◆ **Using the information**
• A. From the snake article's scientific classification, list each rank and its value, from Kingdom through Species.
• B. Reproduce the passage of the snake article that starts at the words "Tachymenoides affinis, also" and ends after "endemic to Peru.", substituting "Ecuador" for "Peru".
• C. Answer these questions using the snake article:
(i) Who first described the species, and in what year?
(ii) At what elevations are its natural habitats found?
(iii) What snout-to-vent length may it attain?

◆ **Excerpt to read**
■ ■ ■ ■ ■

Tachymenoides affinis
- Conservation status: Least Concern (IUCN 3.1)

Scientific classification
- Kingdom: Animalia
- Phylum: Chordata
- Class: Reptilia
- Order: Squamata
- Suborder: Serpentes
- Family: Colubridae
- Genus: Tachymenoides
- Species: T. affinis
- Binomial name: Tachymenoides affinis (Boulenger, 1896)
- Synonyms: Tachymenis affinis Boulenger, 1896;

= Tachymenoides affinis =

- Genus: Tachymenoides
- Species: affinis
- Authority: (Boulenger, 1896)
- Conservation status: LC
- Synonyms: Tachymenis affinis , Boulenger, 1896

Species of snake

Tachymenoides affinis, also known commonly as Boulenger's slender snake, is a species of snake in the subfamily Dipsadinae of the family Colubridae. The species is endemic to Peru.

==Taxonomy and etymology==
The species was first described in 1896, as Tachymenis affinis, by Belgian-British zoologist George Albert Boulenger, who is commemorated in the common name.

==Habitat==
The natural habitats of Tachymenoides affinis are forest, shrubland, and grassland, at elevations of 2,500–3,300 m.

==Description==
Tachymenoides affinis may attain a snout-to-vent length (SVL) of 436 mm.

==Reproduction==
Tachymenoides affinis is ovoviviparous.

■ ■ ■ ■ ■

◆ **Data provided**

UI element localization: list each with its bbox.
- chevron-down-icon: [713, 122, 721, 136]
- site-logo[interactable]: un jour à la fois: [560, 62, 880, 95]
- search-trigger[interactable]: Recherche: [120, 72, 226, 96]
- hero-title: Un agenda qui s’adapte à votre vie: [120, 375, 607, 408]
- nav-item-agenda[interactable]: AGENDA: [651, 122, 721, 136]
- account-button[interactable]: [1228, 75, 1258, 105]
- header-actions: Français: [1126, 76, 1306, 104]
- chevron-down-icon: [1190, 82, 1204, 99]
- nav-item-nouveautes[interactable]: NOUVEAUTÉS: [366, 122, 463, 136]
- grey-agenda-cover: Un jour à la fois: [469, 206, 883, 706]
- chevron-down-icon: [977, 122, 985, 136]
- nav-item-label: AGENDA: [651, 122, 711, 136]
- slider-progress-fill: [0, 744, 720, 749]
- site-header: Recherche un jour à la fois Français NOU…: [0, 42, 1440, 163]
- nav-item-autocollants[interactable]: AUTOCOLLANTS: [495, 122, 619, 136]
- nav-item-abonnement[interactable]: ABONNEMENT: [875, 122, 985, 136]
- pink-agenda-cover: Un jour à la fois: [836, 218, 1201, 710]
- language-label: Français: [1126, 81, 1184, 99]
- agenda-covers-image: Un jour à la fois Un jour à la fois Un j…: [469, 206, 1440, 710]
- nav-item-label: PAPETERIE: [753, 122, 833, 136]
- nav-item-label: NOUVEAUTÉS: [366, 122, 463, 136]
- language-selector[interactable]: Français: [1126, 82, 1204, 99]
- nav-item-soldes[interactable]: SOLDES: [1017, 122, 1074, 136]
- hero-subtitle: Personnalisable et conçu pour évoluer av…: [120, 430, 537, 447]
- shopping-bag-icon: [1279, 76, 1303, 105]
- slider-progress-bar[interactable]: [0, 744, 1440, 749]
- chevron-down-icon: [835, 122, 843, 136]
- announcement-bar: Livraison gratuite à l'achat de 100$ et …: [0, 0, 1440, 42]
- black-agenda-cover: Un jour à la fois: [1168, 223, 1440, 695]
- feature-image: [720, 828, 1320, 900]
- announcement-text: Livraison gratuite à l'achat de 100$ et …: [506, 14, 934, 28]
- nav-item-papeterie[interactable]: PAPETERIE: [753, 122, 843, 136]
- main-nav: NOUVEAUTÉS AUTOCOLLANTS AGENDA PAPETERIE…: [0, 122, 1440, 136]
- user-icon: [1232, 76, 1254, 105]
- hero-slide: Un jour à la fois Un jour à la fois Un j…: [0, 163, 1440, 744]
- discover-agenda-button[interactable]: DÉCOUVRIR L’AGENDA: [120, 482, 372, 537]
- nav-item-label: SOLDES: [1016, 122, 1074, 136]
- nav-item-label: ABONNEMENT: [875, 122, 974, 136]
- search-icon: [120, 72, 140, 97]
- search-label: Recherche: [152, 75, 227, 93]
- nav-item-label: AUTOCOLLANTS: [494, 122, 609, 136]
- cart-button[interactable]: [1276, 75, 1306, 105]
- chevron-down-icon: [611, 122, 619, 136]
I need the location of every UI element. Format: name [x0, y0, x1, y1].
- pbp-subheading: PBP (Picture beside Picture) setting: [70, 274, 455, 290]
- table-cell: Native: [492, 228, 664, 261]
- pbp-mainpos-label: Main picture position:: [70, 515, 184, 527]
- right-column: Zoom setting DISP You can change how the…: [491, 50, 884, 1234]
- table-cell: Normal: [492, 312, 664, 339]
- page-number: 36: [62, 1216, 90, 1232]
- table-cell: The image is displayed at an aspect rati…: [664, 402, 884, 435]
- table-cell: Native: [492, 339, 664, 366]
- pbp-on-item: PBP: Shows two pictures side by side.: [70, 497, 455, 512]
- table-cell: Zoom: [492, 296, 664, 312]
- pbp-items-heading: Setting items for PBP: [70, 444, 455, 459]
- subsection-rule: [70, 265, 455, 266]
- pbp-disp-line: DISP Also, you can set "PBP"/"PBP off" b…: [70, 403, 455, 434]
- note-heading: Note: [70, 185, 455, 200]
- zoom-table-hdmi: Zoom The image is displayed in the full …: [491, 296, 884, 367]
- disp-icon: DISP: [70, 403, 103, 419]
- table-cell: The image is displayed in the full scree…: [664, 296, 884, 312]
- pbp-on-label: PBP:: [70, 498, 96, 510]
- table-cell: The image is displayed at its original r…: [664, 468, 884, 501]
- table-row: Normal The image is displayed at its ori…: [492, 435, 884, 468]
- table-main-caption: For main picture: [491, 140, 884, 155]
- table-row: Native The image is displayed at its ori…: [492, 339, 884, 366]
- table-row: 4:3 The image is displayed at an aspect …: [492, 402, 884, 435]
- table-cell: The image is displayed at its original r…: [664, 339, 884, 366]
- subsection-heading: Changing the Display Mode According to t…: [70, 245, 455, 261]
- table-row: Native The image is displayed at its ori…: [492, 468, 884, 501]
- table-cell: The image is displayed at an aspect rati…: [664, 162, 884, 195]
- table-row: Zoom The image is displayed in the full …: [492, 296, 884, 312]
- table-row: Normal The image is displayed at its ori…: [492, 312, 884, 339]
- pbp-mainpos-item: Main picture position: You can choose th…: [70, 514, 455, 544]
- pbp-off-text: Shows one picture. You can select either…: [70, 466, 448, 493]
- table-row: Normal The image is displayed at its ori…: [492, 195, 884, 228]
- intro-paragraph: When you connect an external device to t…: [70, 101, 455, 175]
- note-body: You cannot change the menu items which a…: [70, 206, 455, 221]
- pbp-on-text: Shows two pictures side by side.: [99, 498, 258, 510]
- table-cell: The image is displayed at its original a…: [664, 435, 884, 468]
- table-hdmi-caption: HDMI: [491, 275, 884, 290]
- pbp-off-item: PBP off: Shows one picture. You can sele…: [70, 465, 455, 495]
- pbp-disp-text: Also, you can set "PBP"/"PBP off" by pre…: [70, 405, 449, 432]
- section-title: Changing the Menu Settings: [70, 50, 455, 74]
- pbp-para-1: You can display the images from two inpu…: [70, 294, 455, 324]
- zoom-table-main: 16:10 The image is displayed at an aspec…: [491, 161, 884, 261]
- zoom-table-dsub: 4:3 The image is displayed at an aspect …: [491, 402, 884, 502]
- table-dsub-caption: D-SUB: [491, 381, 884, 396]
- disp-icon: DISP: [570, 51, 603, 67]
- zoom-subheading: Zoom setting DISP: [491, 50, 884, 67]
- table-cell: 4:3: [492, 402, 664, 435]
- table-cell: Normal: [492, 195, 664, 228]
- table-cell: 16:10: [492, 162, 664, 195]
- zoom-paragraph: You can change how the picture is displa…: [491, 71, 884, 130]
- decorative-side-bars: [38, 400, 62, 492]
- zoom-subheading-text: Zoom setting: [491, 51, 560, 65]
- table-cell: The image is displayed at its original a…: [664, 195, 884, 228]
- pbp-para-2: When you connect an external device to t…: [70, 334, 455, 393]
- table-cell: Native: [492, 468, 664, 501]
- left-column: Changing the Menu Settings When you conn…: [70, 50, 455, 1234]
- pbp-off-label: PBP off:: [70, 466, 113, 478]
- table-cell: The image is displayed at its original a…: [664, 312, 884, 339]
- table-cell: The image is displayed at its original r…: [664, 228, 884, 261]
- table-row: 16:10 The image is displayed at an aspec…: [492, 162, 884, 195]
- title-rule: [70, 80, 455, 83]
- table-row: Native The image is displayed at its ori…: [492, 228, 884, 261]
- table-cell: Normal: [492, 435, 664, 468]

■ ■ ■ ■ ■

◆ **List of answers**
• A.
Kingdom: Animalia
Phylum: Chordata
Class: Reptilia
Order: Squamata
Suborder: Serpentes
Family: Colubridae
Genus: Tachymenoides
Species: T. affinis

• B.
Tachymenoides affinis, also known commonly as Boulenger's slender snake, is a species of snake in the subfamily Dipsadinae of the family Colubridae. The species is endemic to Ecuador.

• C.
(i) George Albert Boulenger, in 1896
(ii) 2,500–3,300 m
(iii) 436 mm